Tally the lines that hold the string "Heat", and reply with the count alone.

--- start Data listing ---

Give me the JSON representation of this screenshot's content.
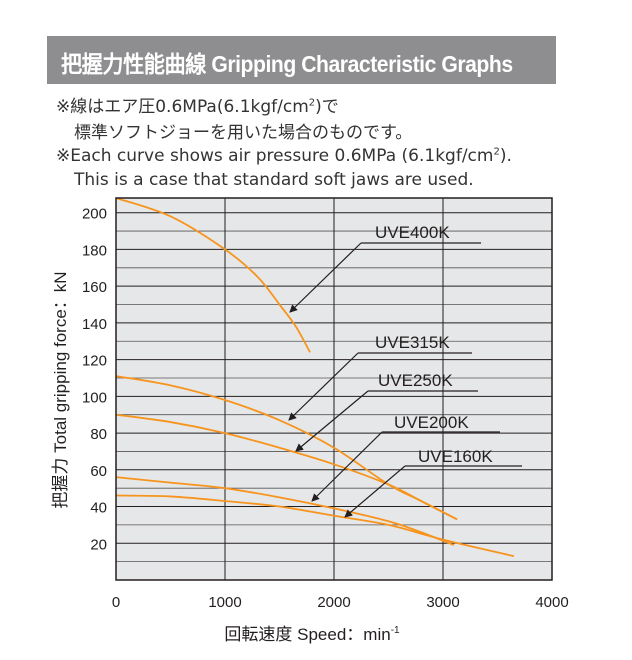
{
  "header": {
    "title": "把握力性能曲線  Gripping Characteristic Graphs"
  },
  "notes": {
    "jp_line1": "※線はエア圧0.6MPa(6.1kgf/cm",
    "jp_line1_sup": "2",
    "jp_line1_end": ")で",
    "jp_line2": "標準ソフトジョーを用いた場合のものです。",
    "en_line1": "※Each curve shows air pressure 0.6MPa (6.1kgf/cm",
    "en_line1_sup": "2",
    "en_line1_end": ").",
    "en_line2": "This is a case that standard soft jaws are used."
  },
  "chart_data": {
    "type": "line",
    "title": "Gripping Characteristic Graphs",
    "xlabel": "回転速度 Speed：min",
    "xlabel_sup": "-1",
    "ylabel": "把握力  Total gripping force：kN",
    "xlim": [
      0,
      4000
    ],
    "ylim": [
      0,
      208
    ],
    "xticks": [
      0,
      1000,
      2000,
      3000,
      4000
    ],
    "yticks": [
      20,
      40,
      60,
      80,
      100,
      120,
      140,
      160,
      180,
      200
    ],
    "grid": true,
    "line_color": "#f7941d",
    "series": [
      {
        "name": "UVE400K",
        "x": [
          0,
          500,
          1000,
          1300,
          1500,
          1650,
          1780
        ],
        "y": [
          208,
          198,
          180,
          165,
          150,
          138,
          124
        ]
      },
      {
        "name": "UVE315K",
        "x": [
          0,
          500,
          1000,
          1500,
          2000,
          2500,
          2800,
          3130
        ],
        "y": [
          111,
          106,
          98,
          87,
          72,
          52,
          43,
          33
        ]
      },
      {
        "name": "UVE250K",
        "x": [
          0,
          500,
          1000,
          1500,
          2000,
          2500,
          2800,
          3130
        ],
        "y": [
          90,
          86,
          80,
          72,
          63,
          52,
          43,
          33
        ]
      },
      {
        "name": "UVE200K",
        "x": [
          0,
          500,
          1000,
          1500,
          2000,
          2500,
          2800,
          3100
        ],
        "y": [
          56,
          53,
          50,
          45,
          39,
          32,
          26,
          19
        ]
      },
      {
        "name": "UVE160K",
        "x": [
          0,
          500,
          1000,
          1500,
          2000,
          2500,
          3000,
          3650
        ],
        "y": [
          46,
          45.5,
          43,
          40,
          35,
          30,
          22,
          13
        ]
      }
    ]
  }
}
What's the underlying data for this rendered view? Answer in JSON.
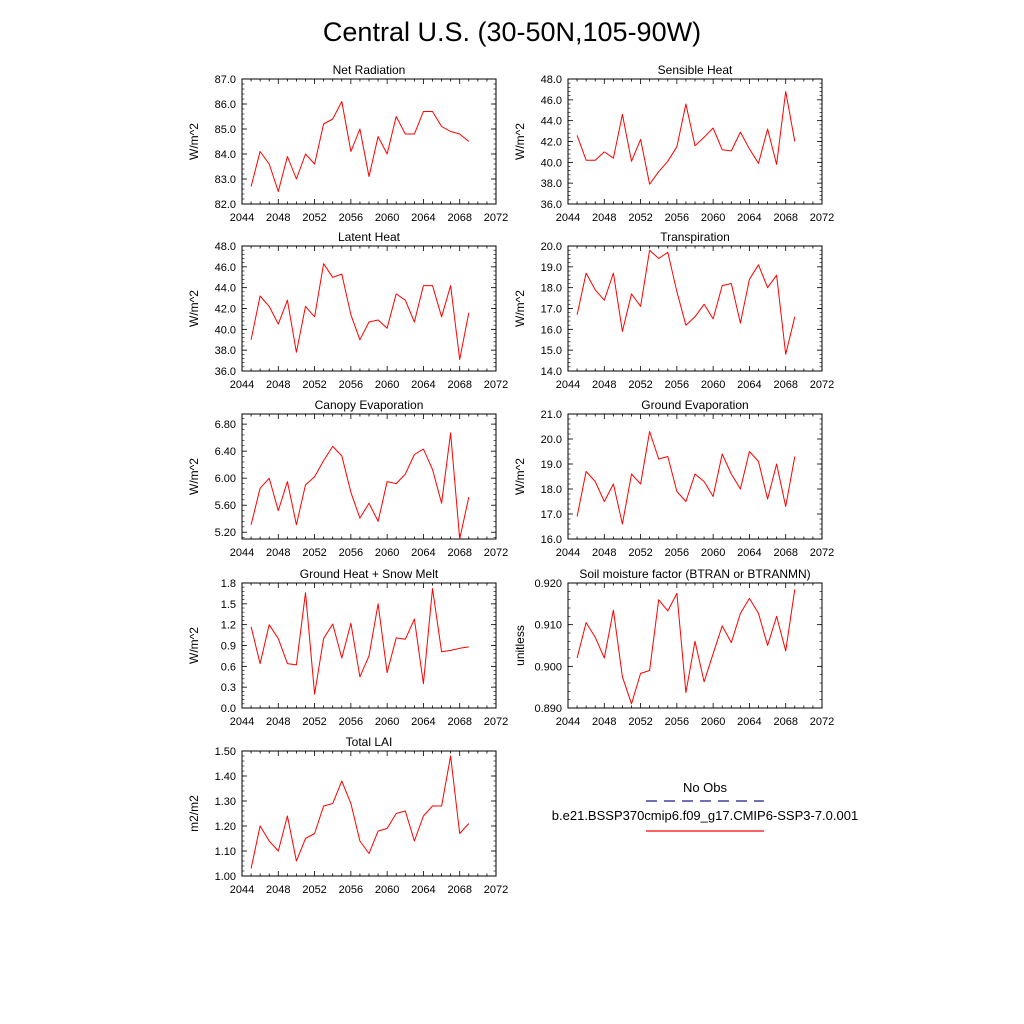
{
  "figure": {
    "title": "Central U.S. (30-50N,105-90W)"
  },
  "legend": {
    "obs_label": "No Obs",
    "obs_color": "#1a1a8c",
    "model_label": "b.e21.BSSP370cmip6.f09_g17.CMIP6-SSP3-7.0.001",
    "model_color": "#ff0000"
  },
  "chart_data": [
    {
      "type": "line",
      "title": "Net Radiation",
      "ylabel": "W/m^2",
      "xlim": [
        2044,
        2072
      ],
      "xticks": [
        2044,
        2048,
        2052,
        2056,
        2060,
        2064,
        2068,
        2072
      ],
      "ylim": [
        82.0,
        87.0
      ],
      "yticks": [
        82.0,
        83.0,
        84.0,
        85.0,
        86.0,
        87.0
      ],
      "ytick_labels": [
        "82.0",
        "83.0",
        "84.0",
        "85.0",
        "86.0",
        "87.0"
      ],
      "grid": false,
      "series": [
        {
          "x": [
            2045,
            2046,
            2047,
            2048,
            2049,
            2050,
            2051,
            2052,
            2053,
            2054,
            2055,
            2056,
            2057,
            2058,
            2059,
            2060,
            2061,
            2062,
            2063,
            2064,
            2065,
            2066,
            2067,
            2068,
            2069
          ],
          "values": [
            82.7,
            84.1,
            83.6,
            82.5,
            83.9,
            83.0,
            84.0,
            83.6,
            85.2,
            85.4,
            86.1,
            84.1,
            85.0,
            83.1,
            84.7,
            84.0,
            85.5,
            84.8,
            84.8,
            85.7,
            85.7,
            85.1,
            84.9,
            84.8,
            84.5
          ]
        }
      ]
    },
    {
      "type": "line",
      "title": "Sensible Heat",
      "ylabel": "W/m^2",
      "xlim": [
        2044,
        2072
      ],
      "xticks": [
        2044,
        2048,
        2052,
        2056,
        2060,
        2064,
        2068,
        2072
      ],
      "ylim": [
        36.0,
        48.0
      ],
      "yticks": [
        36.0,
        38.0,
        40.0,
        42.0,
        44.0,
        46.0,
        48.0
      ],
      "ytick_labels": [
        "36.0",
        "38.0",
        "40.0",
        "42.0",
        "44.0",
        "46.0",
        "48.0"
      ],
      "grid": false,
      "series": [
        {
          "x": [
            2045,
            2046,
            2047,
            2048,
            2049,
            2050,
            2051,
            2052,
            2053,
            2054,
            2055,
            2056,
            2057,
            2058,
            2059,
            2060,
            2061,
            2062,
            2063,
            2064,
            2065,
            2066,
            2067,
            2068,
            2069
          ],
          "values": [
            42.6,
            40.2,
            40.2,
            41.0,
            40.4,
            44.6,
            40.1,
            42.2,
            37.9,
            39.1,
            40.1,
            41.5,
            45.6,
            41.6,
            42.4,
            43.3,
            41.2,
            41.1,
            42.9,
            41.3,
            39.9,
            43.2,
            39.8,
            46.8,
            42.0
          ]
        }
      ]
    },
    {
      "type": "line",
      "title": "Latent Heat",
      "ylabel": "W/m^2",
      "xlim": [
        2044,
        2072
      ],
      "xticks": [
        2044,
        2048,
        2052,
        2056,
        2060,
        2064,
        2068,
        2072
      ],
      "ylim": [
        36.0,
        48.0
      ],
      "yticks": [
        36.0,
        38.0,
        40.0,
        42.0,
        44.0,
        46.0,
        48.0
      ],
      "ytick_labels": [
        "36.0",
        "38.0",
        "40.0",
        "42.0",
        "44.0",
        "46.0",
        "48.0"
      ],
      "grid": false,
      "series": [
        {
          "x": [
            2045,
            2046,
            2047,
            2048,
            2049,
            2050,
            2051,
            2052,
            2053,
            2054,
            2055,
            2056,
            2057,
            2058,
            2059,
            2060,
            2061,
            2062,
            2063,
            2064,
            2065,
            2066,
            2067,
            2068,
            2069
          ],
          "values": [
            39.0,
            43.2,
            42.2,
            40.5,
            42.8,
            37.8,
            42.2,
            41.2,
            46.3,
            45.0,
            45.3,
            41.4,
            39.0,
            40.7,
            40.9,
            40.1,
            43.4,
            42.8,
            40.7,
            44.2,
            44.2,
            41.2,
            44.2,
            37.1,
            41.6
          ]
        }
      ]
    },
    {
      "type": "line",
      "title": "Transpiration",
      "ylabel": "W/m^2",
      "xlim": [
        2044,
        2072
      ],
      "xticks": [
        2044,
        2048,
        2052,
        2056,
        2060,
        2064,
        2068,
        2072
      ],
      "ylim": [
        14.0,
        20.0
      ],
      "yticks": [
        14.0,
        15.0,
        16.0,
        17.0,
        18.0,
        19.0,
        20.0
      ],
      "ytick_labels": [
        "14.0",
        "15.0",
        "16.0",
        "17.0",
        "18.0",
        "19.0",
        "20.0"
      ],
      "grid": false,
      "series": [
        {
          "x": [
            2045,
            2046,
            2047,
            2048,
            2049,
            2050,
            2051,
            2052,
            2053,
            2054,
            2055,
            2056,
            2057,
            2058,
            2059,
            2060,
            2061,
            2062,
            2063,
            2064,
            2065,
            2066,
            2067,
            2068,
            2069
          ],
          "values": [
            16.7,
            18.7,
            17.9,
            17.4,
            18.7,
            15.9,
            17.7,
            17.1,
            19.8,
            19.4,
            19.7,
            17.8,
            16.2,
            16.6,
            17.2,
            16.5,
            18.1,
            18.2,
            16.3,
            18.4,
            19.1,
            18.0,
            18.6,
            14.8,
            16.6
          ]
        }
      ]
    },
    {
      "type": "line",
      "title": "Canopy Evaporation",
      "ylabel": "W/m^2",
      "xlim": [
        2044,
        2072
      ],
      "xticks": [
        2044,
        2048,
        2052,
        2056,
        2060,
        2064,
        2068,
        2072
      ],
      "ylim": [
        5.1,
        6.95
      ],
      "yticks": [
        5.2,
        5.6,
        6.0,
        6.4,
        6.8
      ],
      "ytick_labels": [
        "5.20",
        "5.60",
        "6.00",
        "6.40",
        "6.80"
      ],
      "grid": false,
      "series": [
        {
          "x": [
            2045,
            2046,
            2047,
            2048,
            2049,
            2050,
            2051,
            2052,
            2053,
            2054,
            2055,
            2056,
            2057,
            2058,
            2059,
            2060,
            2061,
            2062,
            2063,
            2064,
            2065,
            2066,
            2067,
            2068,
            2069
          ],
          "values": [
            5.31,
            5.85,
            6.0,
            5.52,
            5.95,
            5.31,
            5.9,
            6.02,
            6.26,
            6.47,
            6.33,
            5.79,
            5.41,
            5.63,
            5.36,
            5.95,
            5.92,
            6.06,
            6.35,
            6.43,
            6.13,
            5.63,
            6.67,
            5.1,
            5.72
          ]
        }
      ]
    },
    {
      "type": "line",
      "title": "Ground Evaporation",
      "ylabel": "W/m^2",
      "xlim": [
        2044,
        2072
      ],
      "xticks": [
        2044,
        2048,
        2052,
        2056,
        2060,
        2064,
        2068,
        2072
      ],
      "ylim": [
        16.0,
        21.0
      ],
      "yticks": [
        16.0,
        17.0,
        18.0,
        19.0,
        20.0,
        21.0
      ],
      "ytick_labels": [
        "16.0",
        "17.0",
        "18.0",
        "19.0",
        "20.0",
        "21.0"
      ],
      "grid": false,
      "series": [
        {
          "x": [
            2045,
            2046,
            2047,
            2048,
            2049,
            2050,
            2051,
            2052,
            2053,
            2054,
            2055,
            2056,
            2057,
            2058,
            2059,
            2060,
            2061,
            2062,
            2063,
            2064,
            2065,
            2066,
            2067,
            2068,
            2069
          ],
          "values": [
            16.9,
            18.7,
            18.3,
            17.5,
            18.2,
            16.6,
            18.6,
            18.2,
            20.3,
            19.2,
            19.3,
            17.9,
            17.5,
            18.6,
            18.3,
            17.7,
            19.4,
            18.6,
            18.0,
            19.5,
            19.1,
            17.6,
            19.0,
            17.3,
            19.3
          ]
        }
      ]
    },
    {
      "type": "line",
      "title": "Ground Heat + Snow Melt",
      "ylabel": "W/m^2",
      "xlim": [
        2044,
        2072
      ],
      "xticks": [
        2044,
        2048,
        2052,
        2056,
        2060,
        2064,
        2068,
        2072
      ],
      "ylim": [
        0.0,
        1.8
      ],
      "yticks": [
        0.0,
        0.3,
        0.6,
        0.9,
        1.2,
        1.5,
        1.8
      ],
      "ytick_labels": [
        "0.0",
        "0.3",
        "0.6",
        "0.9",
        "1.2",
        "1.5",
        "1.8"
      ],
      "grid": false,
      "series": [
        {
          "x": [
            2045,
            2046,
            2047,
            2048,
            2049,
            2050,
            2051,
            2052,
            2053,
            2054,
            2055,
            2056,
            2057,
            2058,
            2059,
            2060,
            2061,
            2062,
            2063,
            2064,
            2065,
            2066,
            2067,
            2068,
            2069
          ],
          "values": [
            1.17,
            0.64,
            1.2,
            1.0,
            0.64,
            0.62,
            1.66,
            0.2,
            1.0,
            1.21,
            0.72,
            1.22,
            0.45,
            0.75,
            1.5,
            0.51,
            1.01,
            0.99,
            1.28,
            0.35,
            1.72,
            0.81,
            0.83,
            0.86,
            0.88
          ]
        }
      ]
    },
    {
      "type": "line",
      "title": "Soil moisture factor (BTRAN or BTRANMN)",
      "ylabel": "unitless",
      "xlim": [
        2044,
        2072
      ],
      "xticks": [
        2044,
        2048,
        2052,
        2056,
        2060,
        2064,
        2068,
        2072
      ],
      "ylim": [
        0.89,
        0.92
      ],
      "yticks": [
        0.89,
        0.9,
        0.91,
        0.92
      ],
      "ytick_labels": [
        "0.890",
        "0.900",
        "0.910",
        "0.920"
      ],
      "grid": false,
      "series": [
        {
          "x": [
            2045,
            2046,
            2047,
            2048,
            2049,
            2050,
            2051,
            2052,
            2053,
            2054,
            2055,
            2056,
            2057,
            2058,
            2059,
            2060,
            2061,
            2062,
            2063,
            2064,
            2065,
            2066,
            2067,
            2068,
            2069
          ],
          "values": [
            0.902,
            0.9105,
            0.907,
            0.902,
            0.9135,
            0.8975,
            0.891,
            0.8983,
            0.899,
            0.916,
            0.9133,
            0.9175,
            0.8937,
            0.906,
            0.8963,
            0.903,
            0.9097,
            0.9057,
            0.9127,
            0.9163,
            0.9127,
            0.905,
            0.912,
            0.9037,
            0.9185
          ]
        }
      ]
    },
    {
      "type": "line",
      "title": "Total LAI",
      "ylabel": "m2/m2",
      "xlim": [
        2044,
        2072
      ],
      "xticks": [
        2044,
        2048,
        2052,
        2056,
        2060,
        2064,
        2068,
        2072
      ],
      "ylim": [
        1.0,
        1.5
      ],
      "yticks": [
        1.0,
        1.1,
        1.2,
        1.3,
        1.4,
        1.5
      ],
      "ytick_labels": [
        "1.00",
        "1.10",
        "1.20",
        "1.30",
        "1.40",
        "1.50"
      ],
      "grid": false,
      "series": [
        {
          "x": [
            2045,
            2046,
            2047,
            2048,
            2049,
            2050,
            2051,
            2052,
            2053,
            2054,
            2055,
            2056,
            2057,
            2058,
            2059,
            2060,
            2061,
            2062,
            2063,
            2064,
            2065,
            2066,
            2067,
            2068,
            2069
          ],
          "values": [
            1.03,
            1.2,
            1.14,
            1.1,
            1.24,
            1.06,
            1.15,
            1.17,
            1.28,
            1.29,
            1.38,
            1.29,
            1.14,
            1.09,
            1.18,
            1.19,
            1.25,
            1.26,
            1.14,
            1.24,
            1.28,
            1.28,
            1.48,
            1.17,
            1.21
          ]
        }
      ]
    }
  ]
}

--- end Data listing ---

--- Correct output ---
3